Identify all lines below that hold "production" and collect them.

>> Start Input

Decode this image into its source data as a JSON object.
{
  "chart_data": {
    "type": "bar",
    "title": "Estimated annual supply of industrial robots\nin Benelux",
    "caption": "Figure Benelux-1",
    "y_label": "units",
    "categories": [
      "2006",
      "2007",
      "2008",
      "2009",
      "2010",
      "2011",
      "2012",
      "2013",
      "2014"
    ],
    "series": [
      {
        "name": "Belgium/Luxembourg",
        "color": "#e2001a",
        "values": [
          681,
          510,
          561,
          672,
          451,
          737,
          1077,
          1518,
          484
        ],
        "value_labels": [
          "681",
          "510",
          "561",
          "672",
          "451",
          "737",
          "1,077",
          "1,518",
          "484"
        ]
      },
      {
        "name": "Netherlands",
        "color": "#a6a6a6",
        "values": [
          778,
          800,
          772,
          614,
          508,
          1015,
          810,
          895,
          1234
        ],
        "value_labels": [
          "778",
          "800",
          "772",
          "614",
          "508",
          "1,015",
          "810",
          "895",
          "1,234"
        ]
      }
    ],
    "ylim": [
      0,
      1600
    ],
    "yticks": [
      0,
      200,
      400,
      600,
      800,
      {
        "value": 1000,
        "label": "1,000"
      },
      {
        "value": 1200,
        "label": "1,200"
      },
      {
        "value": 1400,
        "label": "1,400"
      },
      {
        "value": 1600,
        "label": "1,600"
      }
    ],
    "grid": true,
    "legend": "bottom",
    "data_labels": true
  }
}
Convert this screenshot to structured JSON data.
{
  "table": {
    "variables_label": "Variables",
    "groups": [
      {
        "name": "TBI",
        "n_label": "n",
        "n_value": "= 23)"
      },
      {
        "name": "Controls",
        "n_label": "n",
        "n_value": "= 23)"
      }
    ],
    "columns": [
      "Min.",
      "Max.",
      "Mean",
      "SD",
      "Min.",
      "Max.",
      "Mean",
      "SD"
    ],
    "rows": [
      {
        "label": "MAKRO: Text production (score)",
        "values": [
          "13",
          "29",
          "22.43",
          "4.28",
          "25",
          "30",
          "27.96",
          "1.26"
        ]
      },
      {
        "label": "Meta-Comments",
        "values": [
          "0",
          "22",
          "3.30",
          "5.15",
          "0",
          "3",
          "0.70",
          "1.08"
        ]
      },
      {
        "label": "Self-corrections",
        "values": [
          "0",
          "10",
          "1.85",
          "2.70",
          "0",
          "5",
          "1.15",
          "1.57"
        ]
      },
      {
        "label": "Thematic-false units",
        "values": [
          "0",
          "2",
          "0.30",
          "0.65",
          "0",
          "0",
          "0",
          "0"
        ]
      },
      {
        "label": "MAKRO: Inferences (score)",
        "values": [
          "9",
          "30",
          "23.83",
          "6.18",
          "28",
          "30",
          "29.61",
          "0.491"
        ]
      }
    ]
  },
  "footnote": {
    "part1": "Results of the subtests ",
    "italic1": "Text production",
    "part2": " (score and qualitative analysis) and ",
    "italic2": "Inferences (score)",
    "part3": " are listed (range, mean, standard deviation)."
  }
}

>> End Input

### Correct answer
        "label": "MAKRO: Text production (score)",
    "italic1": "Text production",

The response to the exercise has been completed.